# [PROBLEM]
Lines that hold the word "snippet" should be located and copied.

---------- EXERCISE DATA ----------

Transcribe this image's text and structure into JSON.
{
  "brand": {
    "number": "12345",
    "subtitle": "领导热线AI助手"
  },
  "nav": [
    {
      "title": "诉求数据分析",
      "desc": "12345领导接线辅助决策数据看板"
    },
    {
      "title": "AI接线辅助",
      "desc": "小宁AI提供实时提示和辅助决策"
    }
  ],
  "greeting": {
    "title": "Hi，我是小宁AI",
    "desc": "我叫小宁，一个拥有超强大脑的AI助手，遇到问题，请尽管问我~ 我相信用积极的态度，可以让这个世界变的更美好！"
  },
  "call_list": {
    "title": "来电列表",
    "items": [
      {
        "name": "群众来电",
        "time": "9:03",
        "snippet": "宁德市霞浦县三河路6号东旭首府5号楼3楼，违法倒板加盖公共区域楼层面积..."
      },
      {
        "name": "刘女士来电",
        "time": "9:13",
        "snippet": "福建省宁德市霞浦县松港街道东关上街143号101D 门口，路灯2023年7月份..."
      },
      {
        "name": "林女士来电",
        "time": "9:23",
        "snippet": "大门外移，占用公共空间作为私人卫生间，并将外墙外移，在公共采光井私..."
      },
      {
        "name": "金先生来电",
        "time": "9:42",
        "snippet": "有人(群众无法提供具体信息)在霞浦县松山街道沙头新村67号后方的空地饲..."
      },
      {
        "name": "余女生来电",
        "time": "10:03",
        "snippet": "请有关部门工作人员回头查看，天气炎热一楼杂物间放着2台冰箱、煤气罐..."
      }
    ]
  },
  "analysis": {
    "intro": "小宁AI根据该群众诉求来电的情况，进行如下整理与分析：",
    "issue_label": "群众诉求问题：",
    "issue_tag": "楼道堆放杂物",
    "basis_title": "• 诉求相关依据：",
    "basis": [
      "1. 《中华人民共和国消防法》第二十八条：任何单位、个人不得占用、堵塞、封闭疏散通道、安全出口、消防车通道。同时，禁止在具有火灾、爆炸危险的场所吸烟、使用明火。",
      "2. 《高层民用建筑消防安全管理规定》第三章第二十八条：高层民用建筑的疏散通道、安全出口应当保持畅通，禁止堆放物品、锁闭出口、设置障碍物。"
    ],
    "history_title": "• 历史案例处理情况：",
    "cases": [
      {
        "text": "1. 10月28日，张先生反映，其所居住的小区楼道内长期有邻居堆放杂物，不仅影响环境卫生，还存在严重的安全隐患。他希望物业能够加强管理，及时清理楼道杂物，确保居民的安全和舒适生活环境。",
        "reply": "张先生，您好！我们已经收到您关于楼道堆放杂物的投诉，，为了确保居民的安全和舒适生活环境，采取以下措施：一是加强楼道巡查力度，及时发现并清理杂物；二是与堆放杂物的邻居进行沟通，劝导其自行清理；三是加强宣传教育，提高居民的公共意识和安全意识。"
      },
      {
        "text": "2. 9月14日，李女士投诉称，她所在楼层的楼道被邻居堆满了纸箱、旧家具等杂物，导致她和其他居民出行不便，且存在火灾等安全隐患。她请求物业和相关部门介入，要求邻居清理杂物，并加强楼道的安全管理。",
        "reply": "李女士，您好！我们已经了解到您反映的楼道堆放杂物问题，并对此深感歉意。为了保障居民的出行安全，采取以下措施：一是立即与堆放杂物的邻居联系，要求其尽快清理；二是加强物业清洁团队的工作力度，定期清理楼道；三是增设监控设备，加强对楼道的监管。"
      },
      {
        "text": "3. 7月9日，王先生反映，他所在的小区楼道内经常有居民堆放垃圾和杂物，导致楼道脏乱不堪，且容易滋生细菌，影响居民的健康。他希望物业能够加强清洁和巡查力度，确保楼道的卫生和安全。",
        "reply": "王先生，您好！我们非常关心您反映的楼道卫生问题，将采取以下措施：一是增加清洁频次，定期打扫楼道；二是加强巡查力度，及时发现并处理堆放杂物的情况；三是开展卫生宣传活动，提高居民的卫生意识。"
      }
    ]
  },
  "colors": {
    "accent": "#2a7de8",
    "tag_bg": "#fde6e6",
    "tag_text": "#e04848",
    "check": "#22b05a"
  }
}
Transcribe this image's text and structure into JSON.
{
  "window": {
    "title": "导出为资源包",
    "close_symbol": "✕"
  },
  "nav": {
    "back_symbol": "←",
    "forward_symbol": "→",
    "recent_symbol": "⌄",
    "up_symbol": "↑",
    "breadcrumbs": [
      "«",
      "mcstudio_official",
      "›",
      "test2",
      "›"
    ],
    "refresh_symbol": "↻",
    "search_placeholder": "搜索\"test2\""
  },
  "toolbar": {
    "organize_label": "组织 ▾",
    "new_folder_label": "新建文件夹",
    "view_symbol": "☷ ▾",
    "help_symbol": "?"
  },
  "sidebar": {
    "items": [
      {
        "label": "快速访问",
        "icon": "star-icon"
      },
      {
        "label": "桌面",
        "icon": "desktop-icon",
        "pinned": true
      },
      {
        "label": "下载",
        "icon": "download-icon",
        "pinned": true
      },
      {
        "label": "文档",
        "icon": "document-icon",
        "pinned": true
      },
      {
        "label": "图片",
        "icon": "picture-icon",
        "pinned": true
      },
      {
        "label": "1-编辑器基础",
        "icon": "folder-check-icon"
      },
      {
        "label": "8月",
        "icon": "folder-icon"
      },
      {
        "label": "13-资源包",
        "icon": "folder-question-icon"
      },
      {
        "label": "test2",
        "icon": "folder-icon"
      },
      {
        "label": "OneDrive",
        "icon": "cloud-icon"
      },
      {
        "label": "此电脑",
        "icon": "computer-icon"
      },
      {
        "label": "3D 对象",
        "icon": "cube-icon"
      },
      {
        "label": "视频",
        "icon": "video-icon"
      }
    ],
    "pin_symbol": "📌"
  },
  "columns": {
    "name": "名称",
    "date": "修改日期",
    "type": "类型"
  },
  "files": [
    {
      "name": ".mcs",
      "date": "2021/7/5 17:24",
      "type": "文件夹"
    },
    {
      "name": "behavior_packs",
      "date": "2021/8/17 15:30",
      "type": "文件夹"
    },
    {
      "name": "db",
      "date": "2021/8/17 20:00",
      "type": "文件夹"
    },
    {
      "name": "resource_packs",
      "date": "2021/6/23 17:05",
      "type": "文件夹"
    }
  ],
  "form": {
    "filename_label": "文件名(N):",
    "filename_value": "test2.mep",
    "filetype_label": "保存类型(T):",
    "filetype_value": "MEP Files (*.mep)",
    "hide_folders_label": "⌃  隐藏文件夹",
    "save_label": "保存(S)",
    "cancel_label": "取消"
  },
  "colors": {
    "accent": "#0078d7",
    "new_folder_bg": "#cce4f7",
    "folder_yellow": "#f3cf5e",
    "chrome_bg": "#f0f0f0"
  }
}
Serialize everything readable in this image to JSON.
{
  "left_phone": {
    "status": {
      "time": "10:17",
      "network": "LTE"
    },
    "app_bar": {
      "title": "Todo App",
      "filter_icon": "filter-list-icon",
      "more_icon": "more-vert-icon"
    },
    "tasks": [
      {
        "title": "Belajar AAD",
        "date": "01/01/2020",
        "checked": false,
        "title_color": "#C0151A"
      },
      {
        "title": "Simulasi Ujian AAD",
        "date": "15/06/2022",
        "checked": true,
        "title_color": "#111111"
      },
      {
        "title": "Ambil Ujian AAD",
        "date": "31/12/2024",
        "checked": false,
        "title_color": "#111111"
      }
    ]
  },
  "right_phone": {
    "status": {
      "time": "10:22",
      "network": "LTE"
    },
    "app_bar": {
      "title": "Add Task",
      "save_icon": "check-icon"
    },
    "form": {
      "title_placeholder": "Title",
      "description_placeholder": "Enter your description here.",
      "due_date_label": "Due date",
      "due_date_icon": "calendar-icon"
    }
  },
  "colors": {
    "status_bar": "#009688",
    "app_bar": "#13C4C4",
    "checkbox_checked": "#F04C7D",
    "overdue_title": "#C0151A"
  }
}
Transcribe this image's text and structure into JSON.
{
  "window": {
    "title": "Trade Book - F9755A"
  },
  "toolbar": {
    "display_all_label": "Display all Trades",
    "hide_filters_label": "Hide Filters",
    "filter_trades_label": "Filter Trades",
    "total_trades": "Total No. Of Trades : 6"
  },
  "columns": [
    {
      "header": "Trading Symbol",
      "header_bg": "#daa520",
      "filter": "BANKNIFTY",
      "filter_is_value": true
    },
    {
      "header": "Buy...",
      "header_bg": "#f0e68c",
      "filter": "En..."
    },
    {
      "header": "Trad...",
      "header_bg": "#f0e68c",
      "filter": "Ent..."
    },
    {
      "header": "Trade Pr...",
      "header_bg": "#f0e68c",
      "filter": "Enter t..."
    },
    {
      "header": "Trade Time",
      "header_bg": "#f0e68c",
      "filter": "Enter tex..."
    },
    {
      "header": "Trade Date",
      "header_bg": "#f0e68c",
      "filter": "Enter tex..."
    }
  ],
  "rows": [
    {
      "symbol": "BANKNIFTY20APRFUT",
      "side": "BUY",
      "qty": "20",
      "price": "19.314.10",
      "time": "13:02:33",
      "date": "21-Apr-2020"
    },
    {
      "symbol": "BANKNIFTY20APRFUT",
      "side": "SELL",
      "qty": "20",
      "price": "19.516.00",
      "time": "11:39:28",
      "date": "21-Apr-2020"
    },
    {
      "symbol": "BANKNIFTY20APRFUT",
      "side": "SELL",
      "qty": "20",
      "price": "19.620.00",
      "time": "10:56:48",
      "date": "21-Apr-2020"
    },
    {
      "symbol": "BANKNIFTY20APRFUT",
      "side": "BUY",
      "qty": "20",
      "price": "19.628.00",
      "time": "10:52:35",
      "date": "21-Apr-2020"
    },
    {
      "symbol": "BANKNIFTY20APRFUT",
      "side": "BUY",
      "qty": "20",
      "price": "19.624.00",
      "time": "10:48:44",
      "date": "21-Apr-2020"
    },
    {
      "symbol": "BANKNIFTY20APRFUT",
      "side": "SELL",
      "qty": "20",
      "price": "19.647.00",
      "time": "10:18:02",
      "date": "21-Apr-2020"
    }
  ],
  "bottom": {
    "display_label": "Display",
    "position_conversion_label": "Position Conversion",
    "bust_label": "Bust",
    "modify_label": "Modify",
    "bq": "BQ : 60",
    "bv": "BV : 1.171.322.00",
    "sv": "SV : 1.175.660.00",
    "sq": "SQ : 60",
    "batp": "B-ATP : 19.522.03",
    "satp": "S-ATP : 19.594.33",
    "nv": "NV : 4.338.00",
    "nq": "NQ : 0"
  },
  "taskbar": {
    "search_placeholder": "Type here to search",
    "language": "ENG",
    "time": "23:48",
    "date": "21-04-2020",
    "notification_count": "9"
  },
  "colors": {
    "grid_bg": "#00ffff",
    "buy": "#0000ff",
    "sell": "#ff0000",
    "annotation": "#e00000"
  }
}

----------

# [RESULT FOR THIS EXERCISE]
        "snippet": "宁德市霞浦县三河路6号东旭首府5号楼3楼，违法倒板加盖公共区域楼层面积..."
        "snippet": "福建省宁德市霞浦县松港街道东关上街143号101D 门口，路灯2023年7月份..."
        "snippet": "大门外移，占用公共空间作为私人卫生间，并将外墙外移，在公共采光井私..."
        "snippet": "有人(群众无法提供具体信息)在霞浦县松山街道沙头新村67号后方的空地饲..."
        "snippet": "请有关部门工作人员回头查看，天气炎热一楼杂物间放着2台冰箱、煤气罐..."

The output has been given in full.